**Written task**
Transcribe each record below word for word.

──────────────────────────────

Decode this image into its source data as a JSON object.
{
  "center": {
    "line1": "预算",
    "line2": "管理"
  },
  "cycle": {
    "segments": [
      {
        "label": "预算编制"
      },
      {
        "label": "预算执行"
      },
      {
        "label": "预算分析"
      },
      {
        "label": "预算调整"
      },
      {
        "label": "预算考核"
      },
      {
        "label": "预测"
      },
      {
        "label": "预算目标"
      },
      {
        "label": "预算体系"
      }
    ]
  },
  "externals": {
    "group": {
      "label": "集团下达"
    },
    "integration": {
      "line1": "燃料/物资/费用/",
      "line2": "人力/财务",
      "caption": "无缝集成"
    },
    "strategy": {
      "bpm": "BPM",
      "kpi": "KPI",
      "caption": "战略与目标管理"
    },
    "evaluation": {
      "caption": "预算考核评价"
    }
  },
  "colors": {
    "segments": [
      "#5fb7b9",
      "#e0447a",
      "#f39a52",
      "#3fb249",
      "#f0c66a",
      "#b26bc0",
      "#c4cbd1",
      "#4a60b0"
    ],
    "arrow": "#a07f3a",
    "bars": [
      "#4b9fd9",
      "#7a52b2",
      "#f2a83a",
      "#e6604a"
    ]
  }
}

──────────────────────────────

**Response**
Decode this image into its source data as a JSON object.
{
  "center": {
    "line1": "预算",
    "line2": "管理"
  },
  "cycle": {
    "segments": [
      {
        "label": "预算编制"
      },
      {
        "label": "预算执行"
      },
      {
        "label": "预算分析"
      },
      {
        "label": "预算调整"
      },
      {
        "label": "预算考核"
      },
      {
        "label": "预测"
      },
      {
        "label": "预算目标"
      },
      {
        "label": "预算体系"
      }
    ]
  },
  "externals": {
    "group": {
      "label": "集团下达"
    },
    "integration": {
      "line1": "燃料/物资/费用/",
      "line2": "人力/财务",
      "caption": "无缝集成"
    },
    "strategy": {
      "bpm": "BPM",
      "kpi": "KPI",
      "caption": "战略与目标管理"
    },
    "evaluation": {
      "caption": "预算考核评价"
    }
  },
  "colors": {
    "segments": [
      "#5fb7b9",
      "#e0447a",
      "#f39a52",
      "#3fb249",
      "#f0c66a",
      "#b26bc0",
      "#c4cbd1",
      "#4a60b0"
    ],
    "arrow": "#a07f3a",
    "bars": [
      "#4b9fd9",
      "#7a52b2",
      "#f2a83a",
      "#e6604a"
    ]
  }
}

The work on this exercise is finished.